Exercise aim: Lift out each line of the data that holds "this".

[Some records]
* start *
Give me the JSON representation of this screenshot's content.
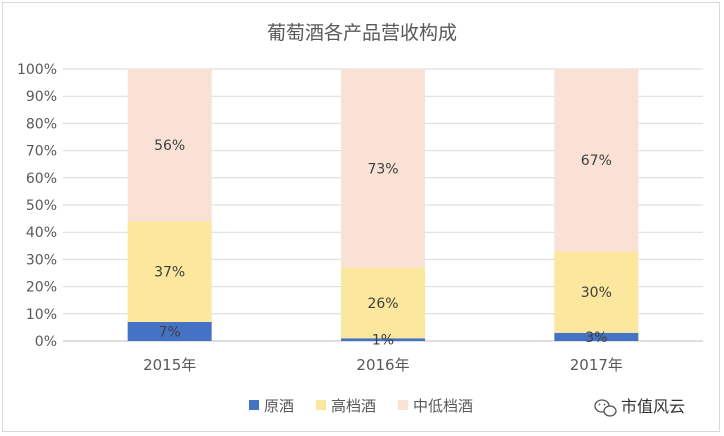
{
  "chart_data": {
    "type": "bar",
    "stacked": true,
    "percent": true,
    "title": "葡萄酒各产品营收构成",
    "categories": [
      "2015年",
      "2016年",
      "2017年"
    ],
    "y_ticks": [
      "0%",
      "10%",
      "20%",
      "30%",
      "40%",
      "50%",
      "60%",
      "70%",
      "80%",
      "90%",
      "100%"
    ],
    "ylim": [
      0,
      100
    ],
    "grid": true,
    "legend_position": "bottom",
    "series": [
      {
        "name": "原酒",
        "color": "#4472c4",
        "values": [
          7,
          1,
          3
        ],
        "labels": [
          "7%",
          "1%",
          "3%"
        ]
      },
      {
        "name": "高档酒",
        "color": "#fbe79d",
        "values": [
          37,
          26,
          30
        ],
        "labels": [
          "37%",
          "26%",
          "30%"
        ]
      },
      {
        "name": "中低档酒",
        "color": "#f9e2d5",
        "values": [
          56,
          73,
          67
        ],
        "labels": [
          "56%",
          "73%",
          "67%"
        ]
      }
    ]
  },
  "watermark": {
    "text": "市值风云",
    "icon": "wechat-icon"
  }
}
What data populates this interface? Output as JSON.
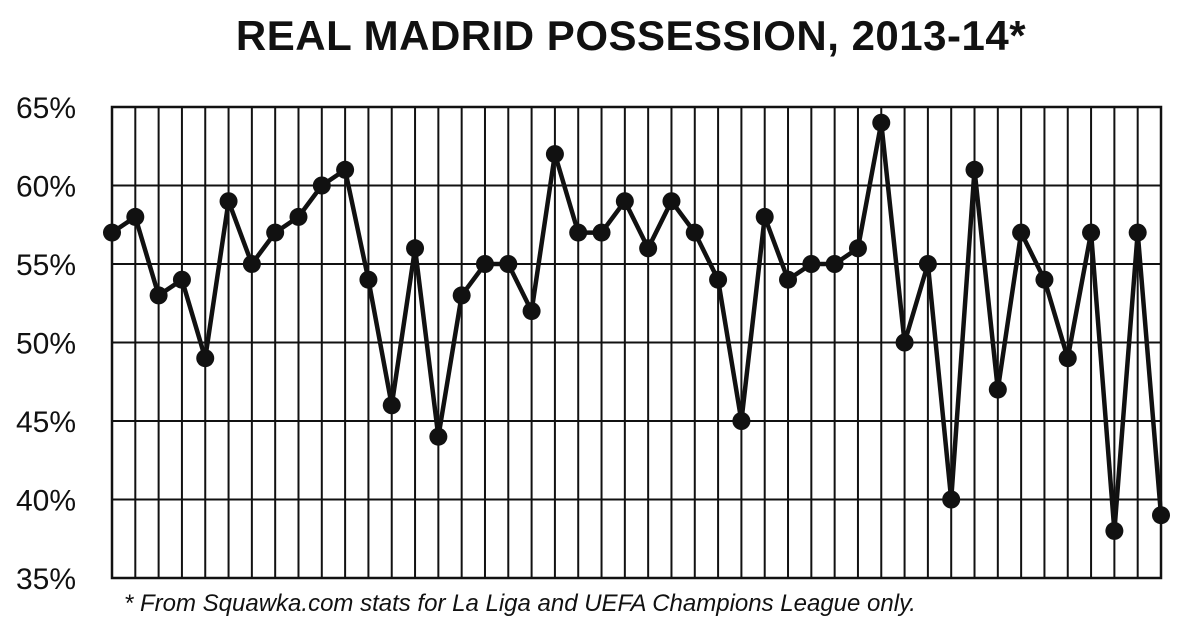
{
  "chart_data": {
    "type": "line",
    "title": "REAL MADRID POSSESSION, 2013-14*",
    "footnote": "* From Squawka.com stats for La Liga and UEFA Champions League only.",
    "xlabel": "",
    "ylabel": "",
    "ylim": [
      35,
      65
    ],
    "yticks": [
      65,
      60,
      55,
      50,
      45,
      40,
      35
    ],
    "ytick_labels": [
      "65%",
      "60%",
      "55%",
      "50%",
      "45%",
      "40%",
      "35%"
    ],
    "grid": true,
    "series": [
      {
        "values": [
          57,
          58,
          53,
          54,
          49,
          59,
          55,
          57,
          58,
          60,
          61,
          54,
          46,
          56,
          44,
          53,
          55,
          55,
          52,
          62,
          57,
          57,
          59,
          56,
          59,
          57,
          54,
          45,
          58,
          54,
          55,
          55,
          56,
          64,
          50,
          55,
          40,
          61,
          47,
          57,
          54,
          49,
          57,
          38,
          57,
          39
        ]
      }
    ],
    "colors": {
      "line": "#111111",
      "grid": "#111111",
      "background": "#ffffff"
    }
  }
}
* end *
Output of the task:
Give me the JSON representation of this screenshot's content.
What data populates this interface? Output as JSON.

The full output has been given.